BEGIN MATERIALS PROVIDED
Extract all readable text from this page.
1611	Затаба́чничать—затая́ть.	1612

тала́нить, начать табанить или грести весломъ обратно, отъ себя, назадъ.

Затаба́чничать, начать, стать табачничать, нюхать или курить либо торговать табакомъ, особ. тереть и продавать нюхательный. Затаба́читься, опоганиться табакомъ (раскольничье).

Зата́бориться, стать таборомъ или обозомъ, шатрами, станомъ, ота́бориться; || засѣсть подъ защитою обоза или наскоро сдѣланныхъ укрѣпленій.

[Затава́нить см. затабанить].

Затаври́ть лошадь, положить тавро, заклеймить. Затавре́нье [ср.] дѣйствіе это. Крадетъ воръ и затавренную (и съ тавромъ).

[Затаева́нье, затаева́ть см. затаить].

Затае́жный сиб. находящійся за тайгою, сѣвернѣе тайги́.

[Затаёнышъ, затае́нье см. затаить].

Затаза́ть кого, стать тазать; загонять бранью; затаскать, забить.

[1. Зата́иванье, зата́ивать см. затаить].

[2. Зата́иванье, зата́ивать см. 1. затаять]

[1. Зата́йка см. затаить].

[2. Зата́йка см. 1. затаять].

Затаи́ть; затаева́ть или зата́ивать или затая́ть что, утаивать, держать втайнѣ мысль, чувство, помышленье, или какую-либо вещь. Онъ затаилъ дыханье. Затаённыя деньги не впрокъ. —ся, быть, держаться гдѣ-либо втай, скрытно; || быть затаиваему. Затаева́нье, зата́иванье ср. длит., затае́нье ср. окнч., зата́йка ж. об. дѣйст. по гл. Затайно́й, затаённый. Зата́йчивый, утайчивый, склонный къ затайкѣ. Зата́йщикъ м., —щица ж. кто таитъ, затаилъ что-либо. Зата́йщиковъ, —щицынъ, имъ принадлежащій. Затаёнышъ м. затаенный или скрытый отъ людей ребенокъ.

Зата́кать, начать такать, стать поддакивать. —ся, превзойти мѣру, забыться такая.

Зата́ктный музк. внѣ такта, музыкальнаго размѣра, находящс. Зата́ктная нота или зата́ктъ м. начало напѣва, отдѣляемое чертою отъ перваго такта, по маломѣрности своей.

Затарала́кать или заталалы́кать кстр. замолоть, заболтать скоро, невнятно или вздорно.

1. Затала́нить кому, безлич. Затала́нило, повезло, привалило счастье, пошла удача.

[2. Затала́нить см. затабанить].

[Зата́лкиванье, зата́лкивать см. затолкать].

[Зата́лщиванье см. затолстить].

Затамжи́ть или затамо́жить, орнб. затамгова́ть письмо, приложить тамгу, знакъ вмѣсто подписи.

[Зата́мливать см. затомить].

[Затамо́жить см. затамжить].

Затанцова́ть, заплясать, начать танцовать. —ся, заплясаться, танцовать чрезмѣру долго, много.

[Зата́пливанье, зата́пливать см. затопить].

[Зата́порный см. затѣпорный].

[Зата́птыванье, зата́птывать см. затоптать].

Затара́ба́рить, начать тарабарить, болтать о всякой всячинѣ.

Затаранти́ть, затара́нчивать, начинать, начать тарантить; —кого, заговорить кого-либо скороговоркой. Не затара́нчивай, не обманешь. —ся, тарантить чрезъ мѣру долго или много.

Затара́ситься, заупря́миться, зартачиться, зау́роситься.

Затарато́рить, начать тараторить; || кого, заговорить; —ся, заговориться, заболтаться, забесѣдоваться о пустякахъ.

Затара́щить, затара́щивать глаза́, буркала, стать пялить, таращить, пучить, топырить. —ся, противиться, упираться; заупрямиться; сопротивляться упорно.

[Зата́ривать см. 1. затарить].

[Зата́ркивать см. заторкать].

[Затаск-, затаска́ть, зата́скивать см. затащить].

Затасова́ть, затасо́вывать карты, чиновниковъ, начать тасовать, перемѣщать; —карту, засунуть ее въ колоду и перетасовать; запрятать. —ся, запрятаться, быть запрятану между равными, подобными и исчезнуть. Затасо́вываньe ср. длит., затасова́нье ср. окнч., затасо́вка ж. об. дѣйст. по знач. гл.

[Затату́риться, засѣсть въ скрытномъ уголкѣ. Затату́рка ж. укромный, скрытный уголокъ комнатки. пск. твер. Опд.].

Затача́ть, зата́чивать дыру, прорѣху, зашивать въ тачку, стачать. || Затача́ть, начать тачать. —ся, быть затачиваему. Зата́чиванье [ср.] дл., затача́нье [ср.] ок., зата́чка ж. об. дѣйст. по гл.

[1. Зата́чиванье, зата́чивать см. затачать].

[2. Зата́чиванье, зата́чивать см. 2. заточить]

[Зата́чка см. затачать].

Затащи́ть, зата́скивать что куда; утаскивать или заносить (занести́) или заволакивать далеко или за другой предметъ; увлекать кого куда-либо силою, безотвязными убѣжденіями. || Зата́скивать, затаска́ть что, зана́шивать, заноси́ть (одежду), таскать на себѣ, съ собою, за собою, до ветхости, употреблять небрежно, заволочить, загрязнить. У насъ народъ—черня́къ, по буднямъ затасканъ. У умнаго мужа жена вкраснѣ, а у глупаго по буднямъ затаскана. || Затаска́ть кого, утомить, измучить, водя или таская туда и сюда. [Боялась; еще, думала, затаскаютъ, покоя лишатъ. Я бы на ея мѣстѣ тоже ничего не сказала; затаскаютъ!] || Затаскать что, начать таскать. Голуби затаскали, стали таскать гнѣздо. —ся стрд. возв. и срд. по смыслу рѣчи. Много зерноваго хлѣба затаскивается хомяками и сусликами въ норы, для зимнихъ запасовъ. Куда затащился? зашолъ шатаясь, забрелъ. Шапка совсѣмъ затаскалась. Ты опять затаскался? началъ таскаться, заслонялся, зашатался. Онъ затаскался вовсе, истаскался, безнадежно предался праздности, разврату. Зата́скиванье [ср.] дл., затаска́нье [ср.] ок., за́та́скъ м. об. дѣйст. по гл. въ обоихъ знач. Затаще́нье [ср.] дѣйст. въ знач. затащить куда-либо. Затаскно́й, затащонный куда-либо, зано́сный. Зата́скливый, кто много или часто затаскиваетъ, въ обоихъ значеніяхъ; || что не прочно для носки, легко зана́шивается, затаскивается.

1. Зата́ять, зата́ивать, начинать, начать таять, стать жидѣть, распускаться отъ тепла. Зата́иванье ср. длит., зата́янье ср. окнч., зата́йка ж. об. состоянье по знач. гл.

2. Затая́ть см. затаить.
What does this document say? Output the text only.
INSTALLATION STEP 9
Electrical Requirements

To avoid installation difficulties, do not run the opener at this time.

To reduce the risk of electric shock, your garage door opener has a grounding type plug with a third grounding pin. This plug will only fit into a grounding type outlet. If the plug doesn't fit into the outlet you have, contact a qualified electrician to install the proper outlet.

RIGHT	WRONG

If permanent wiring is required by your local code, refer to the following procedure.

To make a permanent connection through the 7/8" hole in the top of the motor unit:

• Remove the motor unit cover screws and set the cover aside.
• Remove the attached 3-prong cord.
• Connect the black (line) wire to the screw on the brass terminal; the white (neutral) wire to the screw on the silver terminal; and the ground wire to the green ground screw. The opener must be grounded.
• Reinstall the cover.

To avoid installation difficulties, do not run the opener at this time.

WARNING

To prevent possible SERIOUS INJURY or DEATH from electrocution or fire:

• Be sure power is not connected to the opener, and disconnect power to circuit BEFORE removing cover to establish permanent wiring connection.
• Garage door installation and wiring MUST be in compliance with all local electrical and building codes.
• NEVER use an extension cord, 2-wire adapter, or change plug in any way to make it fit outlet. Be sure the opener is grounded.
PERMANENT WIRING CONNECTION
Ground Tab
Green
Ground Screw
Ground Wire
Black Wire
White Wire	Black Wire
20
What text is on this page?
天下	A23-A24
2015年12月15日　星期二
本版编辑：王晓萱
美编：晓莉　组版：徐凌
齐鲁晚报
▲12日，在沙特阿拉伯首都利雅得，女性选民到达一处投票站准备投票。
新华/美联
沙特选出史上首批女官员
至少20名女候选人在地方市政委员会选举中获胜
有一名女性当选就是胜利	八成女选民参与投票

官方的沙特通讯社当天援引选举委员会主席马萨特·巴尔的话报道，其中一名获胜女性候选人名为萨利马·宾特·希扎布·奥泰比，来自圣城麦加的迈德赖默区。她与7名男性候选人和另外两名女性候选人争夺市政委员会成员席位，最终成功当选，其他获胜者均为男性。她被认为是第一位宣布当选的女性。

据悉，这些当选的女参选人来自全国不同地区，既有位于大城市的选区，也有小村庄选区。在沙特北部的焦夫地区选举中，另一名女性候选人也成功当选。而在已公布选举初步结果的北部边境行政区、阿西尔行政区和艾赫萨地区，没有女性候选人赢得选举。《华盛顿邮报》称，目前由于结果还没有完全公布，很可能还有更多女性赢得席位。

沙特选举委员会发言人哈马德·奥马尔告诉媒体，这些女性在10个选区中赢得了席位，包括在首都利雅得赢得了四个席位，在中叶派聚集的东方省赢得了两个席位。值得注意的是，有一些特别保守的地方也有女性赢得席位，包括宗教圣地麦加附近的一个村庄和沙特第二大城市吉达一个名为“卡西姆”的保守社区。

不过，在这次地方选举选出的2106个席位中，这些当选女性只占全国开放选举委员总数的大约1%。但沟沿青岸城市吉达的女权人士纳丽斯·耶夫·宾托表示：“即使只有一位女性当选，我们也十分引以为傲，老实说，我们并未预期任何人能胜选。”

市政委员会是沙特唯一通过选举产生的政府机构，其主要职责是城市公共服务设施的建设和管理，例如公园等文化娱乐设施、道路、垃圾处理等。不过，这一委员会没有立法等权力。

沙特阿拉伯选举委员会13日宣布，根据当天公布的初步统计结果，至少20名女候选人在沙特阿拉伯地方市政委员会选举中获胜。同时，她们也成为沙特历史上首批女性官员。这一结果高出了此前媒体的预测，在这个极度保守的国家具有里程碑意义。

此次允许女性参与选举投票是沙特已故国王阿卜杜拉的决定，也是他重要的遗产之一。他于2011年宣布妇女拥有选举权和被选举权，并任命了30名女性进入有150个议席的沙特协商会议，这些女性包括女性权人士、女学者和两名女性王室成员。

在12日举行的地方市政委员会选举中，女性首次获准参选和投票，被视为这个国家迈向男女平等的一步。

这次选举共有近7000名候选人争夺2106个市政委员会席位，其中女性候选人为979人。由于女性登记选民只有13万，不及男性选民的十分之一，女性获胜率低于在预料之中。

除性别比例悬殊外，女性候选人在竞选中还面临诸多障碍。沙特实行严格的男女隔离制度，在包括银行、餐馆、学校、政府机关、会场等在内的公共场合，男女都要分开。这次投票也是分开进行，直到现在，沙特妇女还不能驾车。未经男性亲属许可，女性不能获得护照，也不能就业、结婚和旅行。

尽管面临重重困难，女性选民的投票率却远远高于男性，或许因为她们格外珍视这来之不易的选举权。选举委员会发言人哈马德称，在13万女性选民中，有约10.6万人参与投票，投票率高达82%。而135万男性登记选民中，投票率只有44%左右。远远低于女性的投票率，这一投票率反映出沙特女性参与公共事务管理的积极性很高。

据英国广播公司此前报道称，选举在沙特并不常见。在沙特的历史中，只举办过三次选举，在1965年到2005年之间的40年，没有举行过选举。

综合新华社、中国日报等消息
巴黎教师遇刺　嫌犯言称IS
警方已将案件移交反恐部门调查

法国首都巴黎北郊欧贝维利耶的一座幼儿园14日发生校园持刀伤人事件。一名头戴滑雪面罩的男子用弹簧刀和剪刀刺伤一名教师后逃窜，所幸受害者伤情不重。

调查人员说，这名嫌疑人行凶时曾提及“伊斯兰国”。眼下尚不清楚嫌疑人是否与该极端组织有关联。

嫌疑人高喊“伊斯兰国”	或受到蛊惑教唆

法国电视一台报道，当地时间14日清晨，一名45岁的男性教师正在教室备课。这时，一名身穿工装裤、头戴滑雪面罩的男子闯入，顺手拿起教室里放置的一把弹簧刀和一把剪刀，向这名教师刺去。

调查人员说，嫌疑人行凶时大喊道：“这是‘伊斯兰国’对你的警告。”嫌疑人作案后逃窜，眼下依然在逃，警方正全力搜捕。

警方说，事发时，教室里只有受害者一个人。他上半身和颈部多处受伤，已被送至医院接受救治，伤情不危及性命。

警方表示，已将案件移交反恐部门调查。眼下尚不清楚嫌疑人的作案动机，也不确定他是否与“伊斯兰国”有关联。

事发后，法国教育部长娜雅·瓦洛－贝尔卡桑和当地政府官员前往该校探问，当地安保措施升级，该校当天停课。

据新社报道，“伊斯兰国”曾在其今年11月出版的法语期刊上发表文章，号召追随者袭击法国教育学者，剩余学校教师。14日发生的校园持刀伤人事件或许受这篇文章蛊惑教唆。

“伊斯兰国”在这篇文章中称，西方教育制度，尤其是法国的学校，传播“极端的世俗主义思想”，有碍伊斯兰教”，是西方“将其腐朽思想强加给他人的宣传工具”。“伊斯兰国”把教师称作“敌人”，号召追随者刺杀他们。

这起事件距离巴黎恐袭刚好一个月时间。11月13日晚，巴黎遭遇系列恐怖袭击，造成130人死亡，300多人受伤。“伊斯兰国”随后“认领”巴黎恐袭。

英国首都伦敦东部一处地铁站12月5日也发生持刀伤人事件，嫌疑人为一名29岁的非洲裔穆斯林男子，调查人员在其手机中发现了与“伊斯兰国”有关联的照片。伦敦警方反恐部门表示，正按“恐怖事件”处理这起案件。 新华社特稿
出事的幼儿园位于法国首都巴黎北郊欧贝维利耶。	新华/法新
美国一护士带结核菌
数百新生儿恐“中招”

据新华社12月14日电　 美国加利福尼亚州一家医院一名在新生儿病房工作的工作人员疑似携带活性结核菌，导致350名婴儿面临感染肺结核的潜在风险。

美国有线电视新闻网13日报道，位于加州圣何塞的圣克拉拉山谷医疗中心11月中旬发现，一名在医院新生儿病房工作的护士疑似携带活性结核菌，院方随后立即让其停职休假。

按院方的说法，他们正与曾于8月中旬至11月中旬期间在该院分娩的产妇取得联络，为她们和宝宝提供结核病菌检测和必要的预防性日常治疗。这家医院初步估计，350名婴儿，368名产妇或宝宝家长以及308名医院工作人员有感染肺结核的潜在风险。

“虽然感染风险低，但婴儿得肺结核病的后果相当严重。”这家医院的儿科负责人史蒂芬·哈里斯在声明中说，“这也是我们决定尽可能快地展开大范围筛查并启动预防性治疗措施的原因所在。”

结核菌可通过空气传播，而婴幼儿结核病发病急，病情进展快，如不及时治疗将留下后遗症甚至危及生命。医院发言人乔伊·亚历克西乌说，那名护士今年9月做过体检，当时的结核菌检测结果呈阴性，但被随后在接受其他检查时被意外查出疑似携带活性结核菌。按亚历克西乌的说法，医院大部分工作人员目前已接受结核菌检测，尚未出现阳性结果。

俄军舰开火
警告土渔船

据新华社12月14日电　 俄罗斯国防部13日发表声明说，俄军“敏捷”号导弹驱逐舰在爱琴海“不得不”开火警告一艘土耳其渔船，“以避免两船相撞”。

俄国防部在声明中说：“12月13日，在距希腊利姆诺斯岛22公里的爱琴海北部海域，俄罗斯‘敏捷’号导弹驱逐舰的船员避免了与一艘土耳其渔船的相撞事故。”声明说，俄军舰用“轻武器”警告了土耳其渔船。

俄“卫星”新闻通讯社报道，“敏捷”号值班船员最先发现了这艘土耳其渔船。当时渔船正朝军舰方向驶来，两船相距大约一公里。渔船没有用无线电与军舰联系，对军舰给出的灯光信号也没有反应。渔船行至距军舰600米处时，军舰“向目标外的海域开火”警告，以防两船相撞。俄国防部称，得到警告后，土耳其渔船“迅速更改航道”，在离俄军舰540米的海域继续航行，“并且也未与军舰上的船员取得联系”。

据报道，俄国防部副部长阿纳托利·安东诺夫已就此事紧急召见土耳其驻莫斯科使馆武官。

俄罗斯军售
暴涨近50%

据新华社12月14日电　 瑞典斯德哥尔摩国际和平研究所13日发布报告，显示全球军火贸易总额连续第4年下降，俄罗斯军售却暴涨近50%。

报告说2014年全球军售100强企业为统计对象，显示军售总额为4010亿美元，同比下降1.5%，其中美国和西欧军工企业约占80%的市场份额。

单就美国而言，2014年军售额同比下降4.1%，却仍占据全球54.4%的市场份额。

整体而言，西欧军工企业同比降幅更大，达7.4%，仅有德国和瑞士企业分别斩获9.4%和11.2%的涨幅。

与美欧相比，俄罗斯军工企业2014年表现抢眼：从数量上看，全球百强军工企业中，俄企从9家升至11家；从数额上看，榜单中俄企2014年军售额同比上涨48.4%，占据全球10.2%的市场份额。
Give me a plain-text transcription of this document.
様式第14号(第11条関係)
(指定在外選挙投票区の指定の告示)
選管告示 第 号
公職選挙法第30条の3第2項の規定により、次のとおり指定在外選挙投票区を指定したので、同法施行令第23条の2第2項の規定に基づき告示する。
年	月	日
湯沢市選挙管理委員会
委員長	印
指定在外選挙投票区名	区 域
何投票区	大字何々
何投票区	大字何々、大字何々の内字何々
END MATERIALS PROVIDED
Take the line that contains "Give me a plain-text" and each line after it down to the last of the records, and retype them exactly; add nothing else.

Give me a plain-text transcription of this document.
様式第14号(第11条関係)
(指定在外選挙投票区の指定の告示)
選管告示 第 号
公職選挙法第30条の3第2項の規定により、次のとおり指定在外選挙投票区を指定したので、同法施行令第23条の2第2項の規定に基づき告示する。
年	月	日
湯沢市選挙管理委員会
委員長	印
指定在外選挙投票区名	区 域
何投票区	大字何々
何投票区	大字何々、大字何々の内字何々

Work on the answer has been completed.